▶ **Stated goal**: Which lines run from the one containing "Give me the" to the end of the entries? Quote them exactly, and nothing else.
>> Start Data for this exercise
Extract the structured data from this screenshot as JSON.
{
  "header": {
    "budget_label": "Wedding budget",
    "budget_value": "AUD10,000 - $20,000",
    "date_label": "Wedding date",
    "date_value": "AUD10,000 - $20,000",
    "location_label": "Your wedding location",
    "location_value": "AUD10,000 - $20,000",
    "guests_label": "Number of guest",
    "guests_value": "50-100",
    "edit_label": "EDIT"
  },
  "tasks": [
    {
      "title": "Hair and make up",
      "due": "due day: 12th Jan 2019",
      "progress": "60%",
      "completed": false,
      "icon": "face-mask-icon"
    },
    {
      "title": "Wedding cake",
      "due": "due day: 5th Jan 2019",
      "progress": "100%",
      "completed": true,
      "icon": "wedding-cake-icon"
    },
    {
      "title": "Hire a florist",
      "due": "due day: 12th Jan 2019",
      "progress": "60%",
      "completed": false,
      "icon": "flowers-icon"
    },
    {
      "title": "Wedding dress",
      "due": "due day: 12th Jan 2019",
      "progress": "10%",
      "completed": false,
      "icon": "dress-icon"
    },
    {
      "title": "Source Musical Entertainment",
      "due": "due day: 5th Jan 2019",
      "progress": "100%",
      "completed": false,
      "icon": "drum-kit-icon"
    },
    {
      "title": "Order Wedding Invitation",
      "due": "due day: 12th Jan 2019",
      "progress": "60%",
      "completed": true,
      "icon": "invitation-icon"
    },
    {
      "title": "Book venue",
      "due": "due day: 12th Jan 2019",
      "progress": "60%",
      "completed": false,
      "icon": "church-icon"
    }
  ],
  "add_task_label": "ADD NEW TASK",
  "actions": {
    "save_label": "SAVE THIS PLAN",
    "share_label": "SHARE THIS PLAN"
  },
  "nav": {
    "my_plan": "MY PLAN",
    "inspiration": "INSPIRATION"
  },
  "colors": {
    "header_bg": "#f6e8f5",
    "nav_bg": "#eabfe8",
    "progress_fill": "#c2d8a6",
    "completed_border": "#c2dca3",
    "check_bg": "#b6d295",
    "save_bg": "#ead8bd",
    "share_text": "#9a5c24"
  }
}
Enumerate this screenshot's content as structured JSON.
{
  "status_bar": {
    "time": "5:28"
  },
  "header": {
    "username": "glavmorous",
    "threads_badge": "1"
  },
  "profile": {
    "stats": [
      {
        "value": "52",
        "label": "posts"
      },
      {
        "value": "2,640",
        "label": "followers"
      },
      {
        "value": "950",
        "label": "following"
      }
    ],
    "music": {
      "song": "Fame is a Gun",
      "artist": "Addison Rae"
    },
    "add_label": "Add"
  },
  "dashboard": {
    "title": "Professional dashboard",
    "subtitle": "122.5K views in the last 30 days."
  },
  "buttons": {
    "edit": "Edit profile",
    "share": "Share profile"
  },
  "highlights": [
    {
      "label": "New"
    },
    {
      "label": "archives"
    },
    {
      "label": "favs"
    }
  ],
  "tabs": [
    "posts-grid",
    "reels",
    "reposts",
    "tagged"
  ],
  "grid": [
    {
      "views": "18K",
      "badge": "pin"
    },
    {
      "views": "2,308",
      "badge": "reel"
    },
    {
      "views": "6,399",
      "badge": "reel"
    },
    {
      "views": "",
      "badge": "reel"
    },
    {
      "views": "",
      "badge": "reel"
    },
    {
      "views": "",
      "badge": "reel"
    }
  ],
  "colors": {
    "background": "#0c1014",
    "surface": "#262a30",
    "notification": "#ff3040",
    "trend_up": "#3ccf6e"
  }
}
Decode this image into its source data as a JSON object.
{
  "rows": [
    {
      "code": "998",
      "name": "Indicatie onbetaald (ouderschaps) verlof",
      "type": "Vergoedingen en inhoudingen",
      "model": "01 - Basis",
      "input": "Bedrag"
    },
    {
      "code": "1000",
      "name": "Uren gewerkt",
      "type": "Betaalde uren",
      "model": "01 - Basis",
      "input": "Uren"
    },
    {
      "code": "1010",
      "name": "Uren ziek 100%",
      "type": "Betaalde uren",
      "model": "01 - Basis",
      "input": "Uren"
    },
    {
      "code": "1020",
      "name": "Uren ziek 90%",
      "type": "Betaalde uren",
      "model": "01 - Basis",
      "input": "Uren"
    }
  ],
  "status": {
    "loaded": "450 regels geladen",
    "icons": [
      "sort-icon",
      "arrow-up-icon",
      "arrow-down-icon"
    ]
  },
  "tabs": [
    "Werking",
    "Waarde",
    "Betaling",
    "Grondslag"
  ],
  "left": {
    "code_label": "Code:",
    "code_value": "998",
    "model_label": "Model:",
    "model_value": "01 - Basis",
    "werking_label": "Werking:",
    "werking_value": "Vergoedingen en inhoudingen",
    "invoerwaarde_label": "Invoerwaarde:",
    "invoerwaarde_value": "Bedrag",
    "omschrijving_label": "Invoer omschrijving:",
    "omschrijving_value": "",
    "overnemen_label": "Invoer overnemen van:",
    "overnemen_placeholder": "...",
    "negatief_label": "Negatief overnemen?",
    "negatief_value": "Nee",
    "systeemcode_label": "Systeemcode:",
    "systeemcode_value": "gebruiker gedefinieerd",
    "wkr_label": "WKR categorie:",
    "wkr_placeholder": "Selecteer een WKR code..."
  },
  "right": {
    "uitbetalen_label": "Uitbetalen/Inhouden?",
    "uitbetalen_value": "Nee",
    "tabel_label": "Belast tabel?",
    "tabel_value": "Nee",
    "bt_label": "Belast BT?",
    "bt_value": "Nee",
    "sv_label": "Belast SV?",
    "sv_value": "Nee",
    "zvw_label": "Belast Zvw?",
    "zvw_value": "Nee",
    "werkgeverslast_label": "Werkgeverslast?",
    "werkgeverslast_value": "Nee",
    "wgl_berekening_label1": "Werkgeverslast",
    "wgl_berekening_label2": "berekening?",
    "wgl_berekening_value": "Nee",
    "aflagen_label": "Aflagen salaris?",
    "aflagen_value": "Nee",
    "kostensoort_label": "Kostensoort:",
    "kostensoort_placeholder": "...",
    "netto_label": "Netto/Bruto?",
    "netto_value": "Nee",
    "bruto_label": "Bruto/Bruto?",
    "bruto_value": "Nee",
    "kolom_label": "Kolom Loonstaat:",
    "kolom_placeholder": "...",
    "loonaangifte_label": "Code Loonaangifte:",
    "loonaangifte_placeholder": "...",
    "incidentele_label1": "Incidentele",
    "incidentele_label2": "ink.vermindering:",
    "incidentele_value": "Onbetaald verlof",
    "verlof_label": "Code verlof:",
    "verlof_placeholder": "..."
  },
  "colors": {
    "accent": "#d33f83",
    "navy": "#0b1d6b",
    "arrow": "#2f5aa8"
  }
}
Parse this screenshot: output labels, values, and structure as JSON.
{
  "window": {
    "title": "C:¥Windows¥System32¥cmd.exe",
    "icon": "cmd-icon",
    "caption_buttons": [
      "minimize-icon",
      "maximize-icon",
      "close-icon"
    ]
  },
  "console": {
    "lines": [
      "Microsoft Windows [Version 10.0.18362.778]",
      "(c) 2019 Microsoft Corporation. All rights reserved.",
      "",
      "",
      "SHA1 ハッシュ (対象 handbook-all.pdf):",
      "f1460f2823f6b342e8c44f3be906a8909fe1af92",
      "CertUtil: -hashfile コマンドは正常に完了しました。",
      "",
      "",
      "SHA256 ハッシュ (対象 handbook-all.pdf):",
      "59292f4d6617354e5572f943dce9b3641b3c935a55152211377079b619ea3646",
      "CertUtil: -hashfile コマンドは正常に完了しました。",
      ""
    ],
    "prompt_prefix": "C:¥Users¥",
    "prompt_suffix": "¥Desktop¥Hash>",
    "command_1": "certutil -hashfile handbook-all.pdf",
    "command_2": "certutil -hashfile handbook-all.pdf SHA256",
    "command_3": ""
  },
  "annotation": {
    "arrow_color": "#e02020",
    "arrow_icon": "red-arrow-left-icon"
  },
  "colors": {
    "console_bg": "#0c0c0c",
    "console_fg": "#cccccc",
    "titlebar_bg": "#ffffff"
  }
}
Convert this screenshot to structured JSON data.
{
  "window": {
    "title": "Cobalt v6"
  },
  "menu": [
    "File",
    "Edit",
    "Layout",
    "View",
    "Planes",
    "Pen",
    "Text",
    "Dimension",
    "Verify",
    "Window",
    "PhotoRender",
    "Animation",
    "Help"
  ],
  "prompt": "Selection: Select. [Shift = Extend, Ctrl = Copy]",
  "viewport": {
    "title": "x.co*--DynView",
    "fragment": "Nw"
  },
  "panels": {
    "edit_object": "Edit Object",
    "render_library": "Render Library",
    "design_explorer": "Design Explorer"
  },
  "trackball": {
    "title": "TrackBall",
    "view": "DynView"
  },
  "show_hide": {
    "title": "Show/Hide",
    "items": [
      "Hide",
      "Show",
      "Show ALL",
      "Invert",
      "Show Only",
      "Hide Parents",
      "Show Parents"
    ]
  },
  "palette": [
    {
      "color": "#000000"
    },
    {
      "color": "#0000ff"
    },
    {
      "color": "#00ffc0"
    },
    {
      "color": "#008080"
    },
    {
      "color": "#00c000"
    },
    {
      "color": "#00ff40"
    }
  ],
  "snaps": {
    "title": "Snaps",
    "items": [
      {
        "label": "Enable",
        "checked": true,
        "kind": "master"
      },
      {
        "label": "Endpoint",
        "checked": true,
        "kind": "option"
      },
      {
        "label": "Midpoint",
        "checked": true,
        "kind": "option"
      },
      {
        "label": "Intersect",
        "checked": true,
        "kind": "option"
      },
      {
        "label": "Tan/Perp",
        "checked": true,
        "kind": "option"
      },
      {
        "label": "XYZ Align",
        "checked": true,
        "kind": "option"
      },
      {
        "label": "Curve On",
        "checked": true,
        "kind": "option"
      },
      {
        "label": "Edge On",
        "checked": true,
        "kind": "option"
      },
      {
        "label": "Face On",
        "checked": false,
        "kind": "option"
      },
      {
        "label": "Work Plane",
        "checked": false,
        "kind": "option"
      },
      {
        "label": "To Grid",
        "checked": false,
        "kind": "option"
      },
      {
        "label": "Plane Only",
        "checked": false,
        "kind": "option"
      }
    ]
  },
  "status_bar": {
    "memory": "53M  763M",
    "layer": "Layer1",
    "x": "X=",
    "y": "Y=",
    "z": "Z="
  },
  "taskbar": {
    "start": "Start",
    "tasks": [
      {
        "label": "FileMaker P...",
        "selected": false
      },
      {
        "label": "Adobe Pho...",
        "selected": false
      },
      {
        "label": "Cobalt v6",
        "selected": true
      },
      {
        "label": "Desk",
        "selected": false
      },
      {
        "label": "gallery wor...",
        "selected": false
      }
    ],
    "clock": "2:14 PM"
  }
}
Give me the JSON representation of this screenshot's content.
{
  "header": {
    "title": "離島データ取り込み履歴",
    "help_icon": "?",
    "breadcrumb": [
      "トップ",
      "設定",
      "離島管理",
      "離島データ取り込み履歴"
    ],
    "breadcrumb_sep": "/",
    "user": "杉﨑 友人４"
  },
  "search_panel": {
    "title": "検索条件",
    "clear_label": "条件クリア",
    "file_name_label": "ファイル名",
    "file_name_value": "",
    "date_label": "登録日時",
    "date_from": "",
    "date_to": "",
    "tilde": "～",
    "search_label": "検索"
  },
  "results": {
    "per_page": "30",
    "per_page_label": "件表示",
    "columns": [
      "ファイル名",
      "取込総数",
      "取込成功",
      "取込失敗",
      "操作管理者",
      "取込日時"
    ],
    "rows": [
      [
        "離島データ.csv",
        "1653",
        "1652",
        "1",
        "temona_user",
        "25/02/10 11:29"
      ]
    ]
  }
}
>> End Data for this exercise
▶ **Result for this exercise**:
Give me the JSON representation of this screenshot's content.
{
  "header": {
    "title": "離島データ取り込み履歴",
    "help_icon": "?",
    "breadcrumb": [
      "トップ",
      "設定",
      "離島管理",
      "離島データ取り込み履歴"
    ],
    "breadcrumb_sep": "/",
    "user": "杉﨑 友人４"
  },
  "search_panel": {
    "title": "検索条件",
    "clear_label": "条件クリア",
    "file_name_label": "ファイル名",
    "file_name_value": "",
    "date_label": "登録日時",
    "date_from": "",
    "date_to": "",
    "tilde": "～",
    "search_label": "検索"
  },
  "results": {
    "per_page": "30",
    "per_page_label": "件表示",
    "columns": [
      "ファイル名",
      "取込総数",
      "取込成功",
      "取込失敗",
      "操作管理者",
      "取込日時"
    ],
    "rows": [
      [
        "離島データ.csv",
        "1653",
        "1652",
        "1",
        "temona_user",
        "25/02/10 11:29"
      ]
    ]
  }
}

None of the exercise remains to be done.